= Problem details =
Check each line of the records below for the word "ffffff" and copy those where it appears.

= Data lines =
^^^^^^^^

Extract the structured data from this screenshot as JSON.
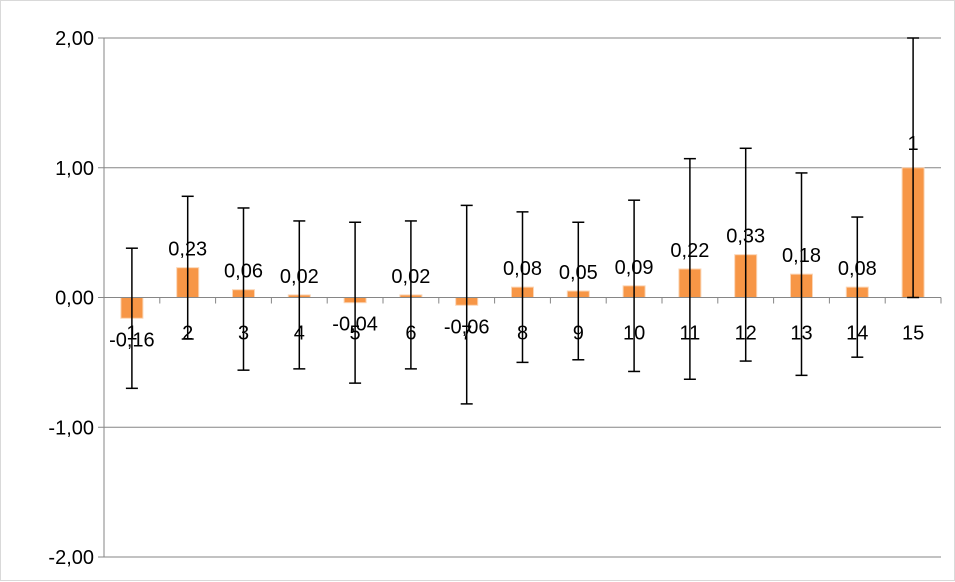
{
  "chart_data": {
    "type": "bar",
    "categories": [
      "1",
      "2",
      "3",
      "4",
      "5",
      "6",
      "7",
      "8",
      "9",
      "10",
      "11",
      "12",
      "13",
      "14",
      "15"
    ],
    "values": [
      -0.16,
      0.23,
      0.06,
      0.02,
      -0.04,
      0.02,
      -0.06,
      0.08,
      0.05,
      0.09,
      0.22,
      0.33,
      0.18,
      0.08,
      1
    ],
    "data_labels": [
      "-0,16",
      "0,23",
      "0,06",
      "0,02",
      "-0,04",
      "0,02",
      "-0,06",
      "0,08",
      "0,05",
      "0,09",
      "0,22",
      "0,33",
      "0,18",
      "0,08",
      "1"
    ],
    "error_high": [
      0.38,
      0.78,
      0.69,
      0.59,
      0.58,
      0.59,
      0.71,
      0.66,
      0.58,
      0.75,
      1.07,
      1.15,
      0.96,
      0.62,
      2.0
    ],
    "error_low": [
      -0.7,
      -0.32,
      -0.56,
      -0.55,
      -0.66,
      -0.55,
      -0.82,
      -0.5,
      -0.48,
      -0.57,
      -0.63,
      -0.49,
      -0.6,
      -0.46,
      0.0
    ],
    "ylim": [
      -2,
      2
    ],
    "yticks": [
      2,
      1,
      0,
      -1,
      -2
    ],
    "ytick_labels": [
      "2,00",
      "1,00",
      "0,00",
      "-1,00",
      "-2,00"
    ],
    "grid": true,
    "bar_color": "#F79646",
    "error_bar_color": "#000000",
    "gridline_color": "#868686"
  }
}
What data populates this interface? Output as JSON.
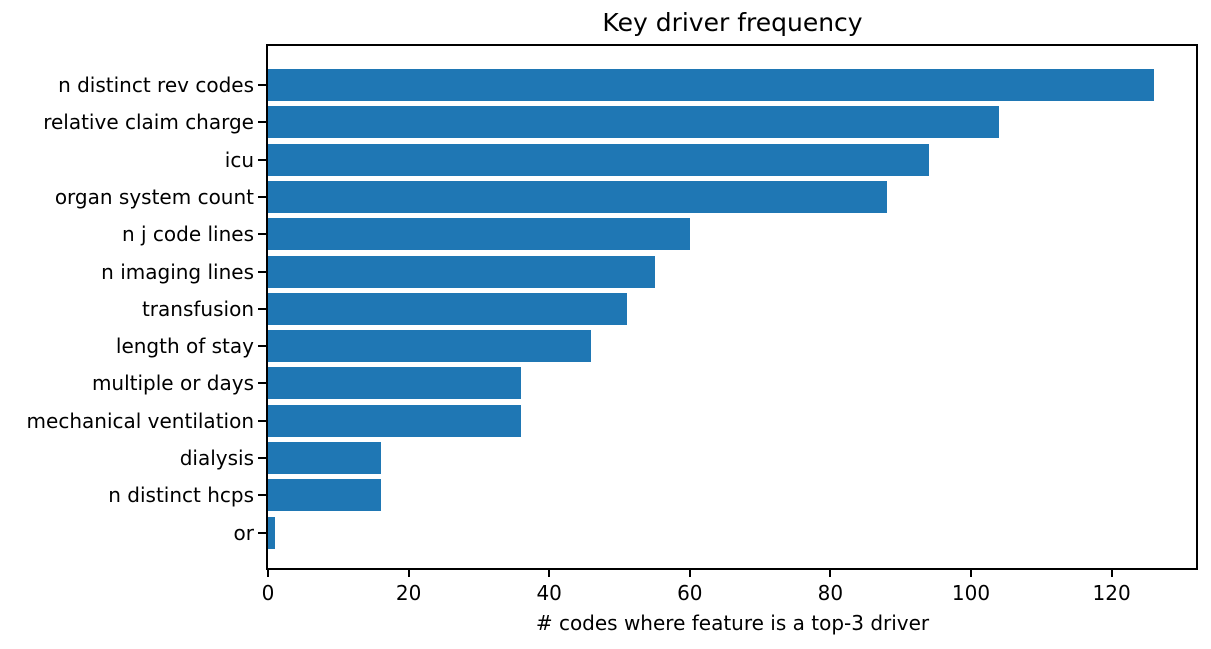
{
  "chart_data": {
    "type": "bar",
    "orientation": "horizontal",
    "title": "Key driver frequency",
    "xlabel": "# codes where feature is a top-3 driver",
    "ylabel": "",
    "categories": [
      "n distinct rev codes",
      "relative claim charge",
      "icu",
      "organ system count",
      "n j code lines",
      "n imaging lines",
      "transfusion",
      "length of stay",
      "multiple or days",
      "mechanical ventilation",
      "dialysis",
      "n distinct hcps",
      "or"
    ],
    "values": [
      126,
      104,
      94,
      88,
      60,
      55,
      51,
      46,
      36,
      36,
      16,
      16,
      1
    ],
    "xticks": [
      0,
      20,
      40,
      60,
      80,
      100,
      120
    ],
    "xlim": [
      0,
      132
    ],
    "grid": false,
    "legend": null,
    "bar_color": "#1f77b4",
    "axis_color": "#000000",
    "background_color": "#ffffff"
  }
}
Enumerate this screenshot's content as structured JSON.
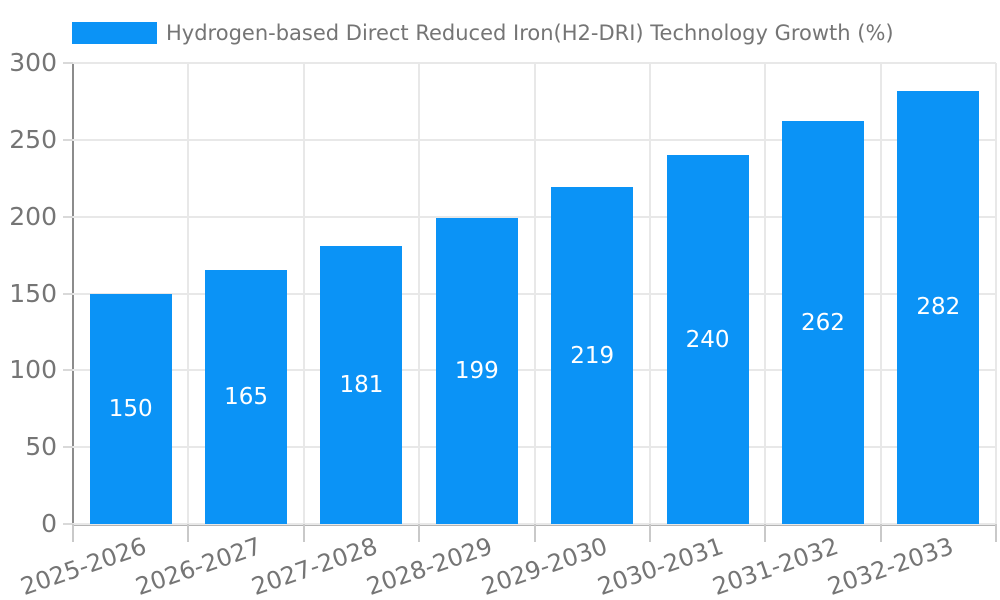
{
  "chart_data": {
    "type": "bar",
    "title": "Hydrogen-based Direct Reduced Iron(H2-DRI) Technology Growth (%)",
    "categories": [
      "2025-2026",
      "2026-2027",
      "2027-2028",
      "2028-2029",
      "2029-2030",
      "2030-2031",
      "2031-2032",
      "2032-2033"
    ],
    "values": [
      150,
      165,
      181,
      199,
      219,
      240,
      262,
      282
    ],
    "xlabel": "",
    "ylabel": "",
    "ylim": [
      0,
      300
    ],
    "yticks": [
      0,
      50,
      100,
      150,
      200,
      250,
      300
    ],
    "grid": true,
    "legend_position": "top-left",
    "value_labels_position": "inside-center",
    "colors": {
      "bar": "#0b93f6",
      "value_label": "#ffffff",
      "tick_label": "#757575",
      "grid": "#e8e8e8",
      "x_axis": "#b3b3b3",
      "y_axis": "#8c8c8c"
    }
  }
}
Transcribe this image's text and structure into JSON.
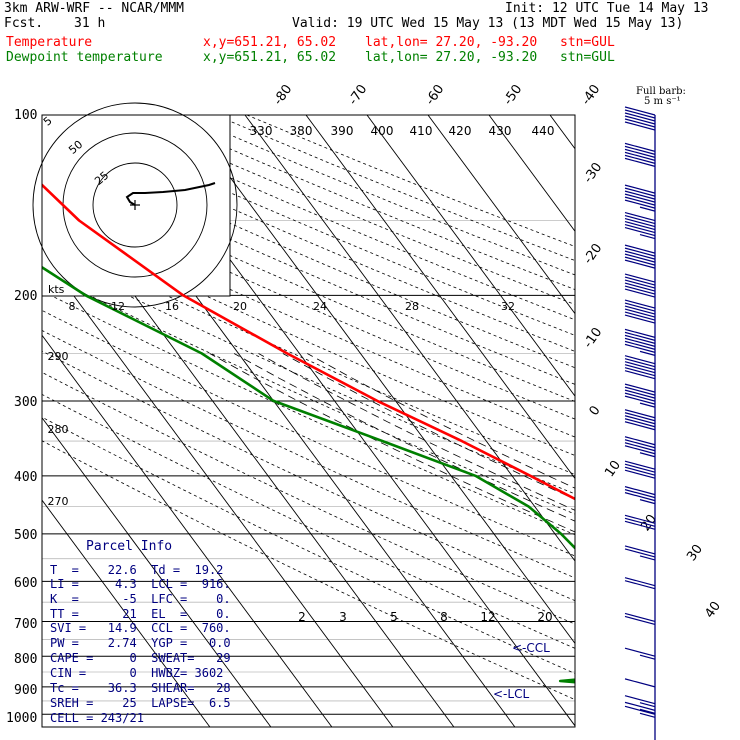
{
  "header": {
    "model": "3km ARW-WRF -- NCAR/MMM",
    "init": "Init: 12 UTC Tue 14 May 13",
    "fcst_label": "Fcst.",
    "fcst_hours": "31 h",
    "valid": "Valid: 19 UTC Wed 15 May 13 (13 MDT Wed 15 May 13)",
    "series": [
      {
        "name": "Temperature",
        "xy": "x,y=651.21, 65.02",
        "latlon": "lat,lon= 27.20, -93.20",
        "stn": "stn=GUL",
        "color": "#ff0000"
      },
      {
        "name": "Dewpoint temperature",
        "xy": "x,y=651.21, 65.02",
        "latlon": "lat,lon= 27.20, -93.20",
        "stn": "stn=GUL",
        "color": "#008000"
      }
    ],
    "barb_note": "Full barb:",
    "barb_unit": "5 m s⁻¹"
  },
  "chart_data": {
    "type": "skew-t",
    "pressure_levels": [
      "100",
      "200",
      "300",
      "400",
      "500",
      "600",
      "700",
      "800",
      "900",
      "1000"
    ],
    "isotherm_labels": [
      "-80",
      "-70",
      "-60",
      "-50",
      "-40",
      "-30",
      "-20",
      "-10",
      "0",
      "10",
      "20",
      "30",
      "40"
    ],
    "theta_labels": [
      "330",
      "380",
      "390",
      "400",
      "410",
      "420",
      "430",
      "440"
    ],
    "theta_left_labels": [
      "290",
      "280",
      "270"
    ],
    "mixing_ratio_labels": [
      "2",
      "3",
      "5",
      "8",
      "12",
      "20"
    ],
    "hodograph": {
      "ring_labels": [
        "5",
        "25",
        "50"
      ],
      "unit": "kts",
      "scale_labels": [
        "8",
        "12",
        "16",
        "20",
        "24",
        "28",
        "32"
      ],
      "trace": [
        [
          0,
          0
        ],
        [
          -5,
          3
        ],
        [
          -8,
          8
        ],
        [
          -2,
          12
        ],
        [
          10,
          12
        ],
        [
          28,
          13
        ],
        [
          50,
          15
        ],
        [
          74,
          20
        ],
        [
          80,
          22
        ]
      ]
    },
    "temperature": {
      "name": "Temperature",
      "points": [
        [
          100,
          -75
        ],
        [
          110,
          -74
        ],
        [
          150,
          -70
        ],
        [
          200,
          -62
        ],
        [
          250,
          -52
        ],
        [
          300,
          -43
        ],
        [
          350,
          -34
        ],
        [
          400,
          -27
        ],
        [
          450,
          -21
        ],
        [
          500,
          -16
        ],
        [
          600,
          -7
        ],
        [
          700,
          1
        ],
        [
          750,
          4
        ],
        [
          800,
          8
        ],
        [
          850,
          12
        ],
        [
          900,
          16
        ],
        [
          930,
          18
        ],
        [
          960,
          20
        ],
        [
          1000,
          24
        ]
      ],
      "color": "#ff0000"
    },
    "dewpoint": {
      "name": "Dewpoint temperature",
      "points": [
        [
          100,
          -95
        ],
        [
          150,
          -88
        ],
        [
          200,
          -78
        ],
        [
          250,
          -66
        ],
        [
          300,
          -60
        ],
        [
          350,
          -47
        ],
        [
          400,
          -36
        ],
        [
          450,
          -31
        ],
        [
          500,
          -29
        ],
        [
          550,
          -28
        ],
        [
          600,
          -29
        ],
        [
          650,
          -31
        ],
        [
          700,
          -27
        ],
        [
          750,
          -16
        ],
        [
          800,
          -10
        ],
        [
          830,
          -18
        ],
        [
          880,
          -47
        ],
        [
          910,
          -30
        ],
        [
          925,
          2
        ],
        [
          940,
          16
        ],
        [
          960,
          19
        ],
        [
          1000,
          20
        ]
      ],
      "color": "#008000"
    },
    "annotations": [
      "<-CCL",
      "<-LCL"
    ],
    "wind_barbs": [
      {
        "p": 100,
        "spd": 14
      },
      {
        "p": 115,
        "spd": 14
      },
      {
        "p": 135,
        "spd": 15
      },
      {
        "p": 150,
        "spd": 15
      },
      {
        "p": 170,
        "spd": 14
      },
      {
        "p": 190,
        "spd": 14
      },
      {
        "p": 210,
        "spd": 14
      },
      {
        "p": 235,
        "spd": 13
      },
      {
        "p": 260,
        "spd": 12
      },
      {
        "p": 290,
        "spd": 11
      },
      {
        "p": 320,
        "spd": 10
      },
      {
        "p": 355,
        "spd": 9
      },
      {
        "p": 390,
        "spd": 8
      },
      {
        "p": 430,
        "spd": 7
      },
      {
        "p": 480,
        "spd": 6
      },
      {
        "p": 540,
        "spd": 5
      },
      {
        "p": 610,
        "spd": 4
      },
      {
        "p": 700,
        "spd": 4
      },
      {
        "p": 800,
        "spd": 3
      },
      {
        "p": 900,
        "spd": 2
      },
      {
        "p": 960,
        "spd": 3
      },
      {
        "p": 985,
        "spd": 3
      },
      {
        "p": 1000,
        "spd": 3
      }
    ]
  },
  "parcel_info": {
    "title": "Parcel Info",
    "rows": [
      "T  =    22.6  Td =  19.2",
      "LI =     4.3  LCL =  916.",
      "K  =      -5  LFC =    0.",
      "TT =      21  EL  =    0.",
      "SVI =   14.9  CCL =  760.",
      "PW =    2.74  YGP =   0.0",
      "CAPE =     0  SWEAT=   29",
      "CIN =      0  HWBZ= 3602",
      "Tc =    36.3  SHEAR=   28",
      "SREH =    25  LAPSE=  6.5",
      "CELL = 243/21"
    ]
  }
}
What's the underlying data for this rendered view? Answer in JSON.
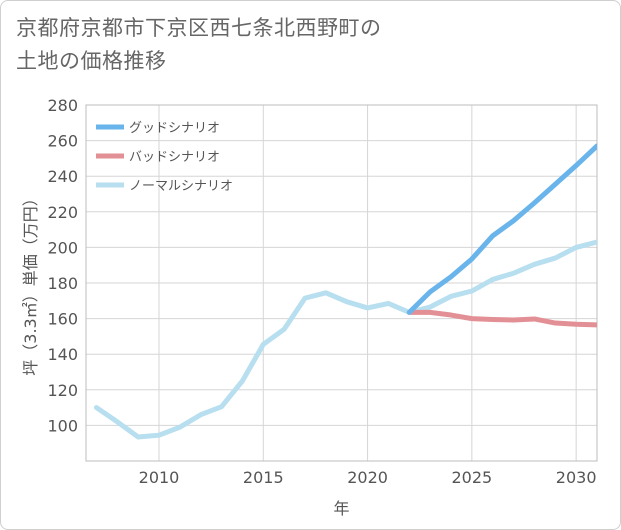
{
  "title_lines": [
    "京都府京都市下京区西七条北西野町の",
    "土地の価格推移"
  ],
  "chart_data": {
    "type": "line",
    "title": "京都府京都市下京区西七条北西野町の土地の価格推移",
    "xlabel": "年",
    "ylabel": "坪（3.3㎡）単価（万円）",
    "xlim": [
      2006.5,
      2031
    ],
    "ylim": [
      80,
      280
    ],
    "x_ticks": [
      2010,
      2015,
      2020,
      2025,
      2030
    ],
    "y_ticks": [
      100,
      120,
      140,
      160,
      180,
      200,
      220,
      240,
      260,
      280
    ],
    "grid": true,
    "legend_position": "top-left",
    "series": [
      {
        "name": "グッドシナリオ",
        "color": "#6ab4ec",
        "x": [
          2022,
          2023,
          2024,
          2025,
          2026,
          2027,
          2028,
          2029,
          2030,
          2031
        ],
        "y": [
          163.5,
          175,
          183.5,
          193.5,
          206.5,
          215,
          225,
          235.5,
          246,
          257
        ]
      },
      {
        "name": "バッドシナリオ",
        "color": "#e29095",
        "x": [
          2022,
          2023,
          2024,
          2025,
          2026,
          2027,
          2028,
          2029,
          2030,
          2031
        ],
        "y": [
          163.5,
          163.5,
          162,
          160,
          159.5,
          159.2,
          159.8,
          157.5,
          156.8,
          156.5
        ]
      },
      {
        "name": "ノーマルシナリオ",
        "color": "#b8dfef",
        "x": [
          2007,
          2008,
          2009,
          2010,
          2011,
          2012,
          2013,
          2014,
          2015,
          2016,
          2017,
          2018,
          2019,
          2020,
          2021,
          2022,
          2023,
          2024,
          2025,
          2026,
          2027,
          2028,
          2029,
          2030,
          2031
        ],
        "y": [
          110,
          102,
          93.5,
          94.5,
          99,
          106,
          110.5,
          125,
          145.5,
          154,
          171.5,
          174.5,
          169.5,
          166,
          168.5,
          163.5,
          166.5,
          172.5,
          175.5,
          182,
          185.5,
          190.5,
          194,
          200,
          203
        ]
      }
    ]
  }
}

^^^^^^^^

= The completed task =
    "background_color": "#ffffff"
      "value_label": "#ffffff",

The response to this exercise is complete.